Raw data |
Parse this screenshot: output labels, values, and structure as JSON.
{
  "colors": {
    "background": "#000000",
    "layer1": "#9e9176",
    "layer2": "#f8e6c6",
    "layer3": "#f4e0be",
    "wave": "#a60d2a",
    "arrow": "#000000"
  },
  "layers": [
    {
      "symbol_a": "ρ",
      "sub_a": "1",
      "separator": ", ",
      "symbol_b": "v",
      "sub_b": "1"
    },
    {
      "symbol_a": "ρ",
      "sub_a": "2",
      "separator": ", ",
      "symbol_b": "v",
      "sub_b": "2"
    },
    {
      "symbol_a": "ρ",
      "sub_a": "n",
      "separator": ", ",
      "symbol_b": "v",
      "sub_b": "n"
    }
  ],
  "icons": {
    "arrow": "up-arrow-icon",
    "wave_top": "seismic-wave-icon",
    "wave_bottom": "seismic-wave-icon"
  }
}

Short exercise |
Report every line in the data above in which the word "wave" appears.

Answer below |
    "wave": "#a60d2a",
    "wave_top": "seismic-wave-icon",
    "wave_bottom": "seismic-wave-icon"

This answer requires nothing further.